The records that follow must be repeated verbatim, every one of them.

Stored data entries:
◇ ◇ ◇

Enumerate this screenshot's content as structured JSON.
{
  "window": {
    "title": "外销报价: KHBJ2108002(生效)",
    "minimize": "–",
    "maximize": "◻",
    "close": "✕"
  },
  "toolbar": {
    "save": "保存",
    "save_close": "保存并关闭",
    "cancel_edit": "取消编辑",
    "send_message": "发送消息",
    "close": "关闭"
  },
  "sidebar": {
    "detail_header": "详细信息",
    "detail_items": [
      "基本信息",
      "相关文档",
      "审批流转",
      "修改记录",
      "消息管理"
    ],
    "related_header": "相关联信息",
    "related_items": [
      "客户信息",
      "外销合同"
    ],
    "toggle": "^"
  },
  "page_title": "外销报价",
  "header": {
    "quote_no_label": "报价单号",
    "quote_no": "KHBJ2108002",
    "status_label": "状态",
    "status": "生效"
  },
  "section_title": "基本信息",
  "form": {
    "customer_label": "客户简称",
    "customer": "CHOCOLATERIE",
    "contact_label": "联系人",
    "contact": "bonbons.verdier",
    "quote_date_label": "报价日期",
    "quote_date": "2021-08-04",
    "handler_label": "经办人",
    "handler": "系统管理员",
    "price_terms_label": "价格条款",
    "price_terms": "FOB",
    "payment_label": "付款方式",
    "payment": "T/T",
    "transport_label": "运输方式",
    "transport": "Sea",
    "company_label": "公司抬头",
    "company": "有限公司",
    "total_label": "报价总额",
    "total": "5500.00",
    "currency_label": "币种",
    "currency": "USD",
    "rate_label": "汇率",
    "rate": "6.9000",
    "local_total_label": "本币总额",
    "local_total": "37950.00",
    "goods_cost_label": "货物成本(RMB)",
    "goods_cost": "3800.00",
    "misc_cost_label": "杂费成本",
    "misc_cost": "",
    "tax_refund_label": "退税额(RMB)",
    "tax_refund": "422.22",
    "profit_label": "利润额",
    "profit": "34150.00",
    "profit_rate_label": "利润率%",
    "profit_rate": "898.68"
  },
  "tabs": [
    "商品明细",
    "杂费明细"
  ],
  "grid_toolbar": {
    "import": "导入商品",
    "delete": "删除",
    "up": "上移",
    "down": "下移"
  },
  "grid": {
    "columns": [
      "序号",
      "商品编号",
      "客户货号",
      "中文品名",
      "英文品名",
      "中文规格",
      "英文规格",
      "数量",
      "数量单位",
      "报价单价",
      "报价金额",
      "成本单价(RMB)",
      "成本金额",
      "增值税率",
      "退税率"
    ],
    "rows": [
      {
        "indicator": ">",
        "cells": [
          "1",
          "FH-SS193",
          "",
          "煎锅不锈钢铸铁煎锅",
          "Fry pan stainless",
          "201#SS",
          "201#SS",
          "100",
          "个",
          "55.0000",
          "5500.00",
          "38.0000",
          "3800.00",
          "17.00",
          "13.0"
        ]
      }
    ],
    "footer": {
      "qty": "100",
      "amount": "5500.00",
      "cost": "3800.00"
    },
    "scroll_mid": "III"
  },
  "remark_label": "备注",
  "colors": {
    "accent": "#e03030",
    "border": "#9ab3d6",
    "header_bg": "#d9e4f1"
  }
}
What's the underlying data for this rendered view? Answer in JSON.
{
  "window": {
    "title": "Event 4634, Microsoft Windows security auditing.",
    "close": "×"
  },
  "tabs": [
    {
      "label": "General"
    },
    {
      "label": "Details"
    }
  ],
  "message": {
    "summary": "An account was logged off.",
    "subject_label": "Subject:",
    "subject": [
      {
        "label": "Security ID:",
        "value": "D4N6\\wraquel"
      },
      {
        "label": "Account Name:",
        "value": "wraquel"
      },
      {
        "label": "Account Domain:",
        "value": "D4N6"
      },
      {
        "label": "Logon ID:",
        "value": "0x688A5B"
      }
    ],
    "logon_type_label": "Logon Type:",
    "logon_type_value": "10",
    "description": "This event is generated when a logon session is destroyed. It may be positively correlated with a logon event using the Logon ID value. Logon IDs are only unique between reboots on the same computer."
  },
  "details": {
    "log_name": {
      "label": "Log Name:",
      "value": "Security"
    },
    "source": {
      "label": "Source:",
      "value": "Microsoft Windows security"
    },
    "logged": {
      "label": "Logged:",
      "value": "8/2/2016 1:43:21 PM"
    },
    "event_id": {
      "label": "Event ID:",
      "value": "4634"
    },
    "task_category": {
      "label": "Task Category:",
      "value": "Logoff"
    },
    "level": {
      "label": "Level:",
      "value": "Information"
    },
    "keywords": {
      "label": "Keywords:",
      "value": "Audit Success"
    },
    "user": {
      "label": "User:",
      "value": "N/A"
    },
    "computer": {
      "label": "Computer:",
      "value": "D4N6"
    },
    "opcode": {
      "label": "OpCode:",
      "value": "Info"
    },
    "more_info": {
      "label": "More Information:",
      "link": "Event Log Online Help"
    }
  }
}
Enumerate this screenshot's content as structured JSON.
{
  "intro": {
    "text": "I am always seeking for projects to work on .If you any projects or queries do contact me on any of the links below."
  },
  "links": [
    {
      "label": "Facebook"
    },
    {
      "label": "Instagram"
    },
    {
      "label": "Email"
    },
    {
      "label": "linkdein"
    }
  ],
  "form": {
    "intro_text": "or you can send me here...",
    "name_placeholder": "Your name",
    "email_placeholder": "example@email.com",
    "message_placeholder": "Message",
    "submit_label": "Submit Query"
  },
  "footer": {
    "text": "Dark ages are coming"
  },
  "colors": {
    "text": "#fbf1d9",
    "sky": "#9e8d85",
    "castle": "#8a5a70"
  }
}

◇ ◇ ◇

Output below:
Enumerate this screenshot's content as structured JSON.
{
  "window": {
    "title": "外销报价: KHBJ2108002(生效)",
    "minimize": "–",
    "maximize": "◻",
    "close": "✕"
  },
  "toolbar": {
    "save": "保存",
    "save_close": "保存并关闭",
    "cancel_edit": "取消编辑",
    "send_message": "发送消息",
    "close": "关闭"
  },
  "sidebar": {
    "detail_header": "详细信息",
    "detail_items": [
      "基本信息",
      "相关文档",
      "审批流转",
      "修改记录",
      "消息管理"
    ],
    "related_header": "相关联信息",
    "related_items": [
      "客户信息",
      "外销合同"
    ],
    "toggle": "^"
  },
  "page_title": "外销报价",
  "header": {
    "quote_no_label": "报价单号",
    "quote_no": "KHBJ2108002",
    "status_label": "状态",
    "status": "生效"
  },
  "section_title": "基本信息",
  "form": {
    "customer_label": "客户简称",
    "customer": "CHOCOLATERIE",
    "contact_label": "联系人",
    "contact": "bonbons.verdier",
    "quote_date_label": "报价日期",
    "quote_date": "2021-08-04",
    "handler_label": "经办人",
    "handler": "系统管理员",
    "price_terms_label": "价格条款",
    "price_terms": "FOB",
    "payment_label": "付款方式",
    "payment": "T/T",
    "transport_label": "运输方式",
    "transport": "Sea",
    "company_label": "公司抬头",
    "company": "有限公司",
    "total_label": "报价总额",
    "total": "5500.00",
    "currency_label": "币种",
    "currency": "USD",
    "rate_label": "汇率",
    "rate": "6.9000",
    "local_total_label": "本币总额",
    "local_total": "37950.00",
    "goods_cost_label": "货物成本(RMB)",
    "goods_cost": "3800.00",
    "misc_cost_label": "杂费成本",
    "misc_cost": "",
    "tax_refund_label": "退税额(RMB)",
    "tax_refund": "422.22",
    "profit_label": "利润额",
    "profit": "34150.00",
    "profit_rate_label": "利润率%",
    "profit_rate": "898.68"
  },
  "tabs": [
    "商品明细",
    "杂费明细"
  ],
  "grid_toolbar": {
    "import": "导入商品",
    "delete": "删除",
    "up": "上移",
    "down": "下移"
  },
  "grid": {
    "columns": [
      "序号",
      "商品编号",
      "客户货号",
      "中文品名",
      "英文品名",
      "中文规格",
      "英文规格",
      "数量",
      "数量单位",
      "报价单价",
      "报价金额",
      "成本单价(RMB)",
      "成本金额",
      "增值税率",
      "退税率"
    ],
    "rows": [
      {
        "indicator": ">",
        "cells": [
          "1",
          "FH-SS193",
          "",
          "煎锅不锈钢铸铁煎锅",
          "Fry pan stainless",
          "201#SS",
          "201#SS",
          "100",
          "个",
          "55.0000",
          "5500.00",
          "38.0000",
          "3800.00",
          "17.00",
          "13.0"
        ]
      }
    ],
    "footer": {
      "qty": "100",
      "amount": "5500.00",
      "cost": "3800.00"
    },
    "scroll_mid": "III"
  },
  "remark_label": "备注",
  "colors": {
    "accent": "#e03030",
    "border": "#9ab3d6",
    "header_bg": "#d9e4f1"
  }
}
What's the underlying data for this rendered view? Answer in JSON.
{
  "window": {
    "title": "Event 4634, Microsoft Windows security auditing.",
    "close": "×"
  },
  "tabs": [
    {
      "label": "General"
    },
    {
      "label": "Details"
    }
  ],
  "message": {
    "summary": "An account was logged off.",
    "subject_label": "Subject:",
    "subject": [
      {
        "label": "Security ID:",
        "value": "D4N6\\wraquel"
      },
      {
        "label": "Account Name:",
        "value": "wraquel"
      },
      {
        "label": "Account Domain:",
        "value": "D4N6"
      },
      {
        "label": "Logon ID:",
        "value": "0x688A5B"
      }
    ],
    "logon_type_label": "Logon Type:",
    "logon_type_value": "10",
    "description": "This event is generated when a logon session is destroyed. It may be positively correlated with a logon event using the Logon ID value. Logon IDs are only unique between reboots on the same computer."
  },
  "details": {
    "log_name": {
      "label": "Log Name:",
      "value": "Security"
    },
    "source": {
      "label": "Source:",
      "value": "Microsoft Windows security"
    },
    "logged": {
      "label": "Logged:",
      "value": "8/2/2016 1:43:21 PM"
    },
    "event_id": {
      "label": "Event ID:",
      "value": "4634"
    },
    "task_category": {
      "label": "Task Category:",
      "value": "Logoff"
    },
    "level": {
      "label": "Level:",
      "value": "Information"
    },
    "keywords": {
      "label": "Keywords:",
      "value": "Audit Success"
    },
    "user": {
      "label": "User:",
      "value": "N/A"
    },
    "computer": {
      "label": "Computer:",
      "value": "D4N6"
    },
    "opcode": {
      "label": "OpCode:",
      "value": "Info"
    },
    "more_info": {
      "label": "More Information:",
      "link": "Event Log Online Help"
    }
  }
}
Enumerate this screenshot's content as structured JSON.
{
  "intro": {
    "text": "I am always seeking for projects to work on .If you any projects or queries do contact me on any of the links below."
  },
  "links": [
    {
      "label": "Facebook"
    },
    {
      "label": "Instagram"
    },
    {
      "label": "Email"
    },
    {
      "label": "linkdein"
    }
  ],
  "form": {
    "intro_text": "or you can send me here...",
    "name_placeholder": "Your name",
    "email_placeholder": "example@email.com",
    "message_placeholder": "Message",
    "submit_label": "Submit Query"
  },
  "footer": {
    "text": "Dark ages are coming"
  },
  "colors": {
    "text": "#fbf1d9",
    "sky": "#9e8d85",
    "castle": "#8a5a70"
  }
}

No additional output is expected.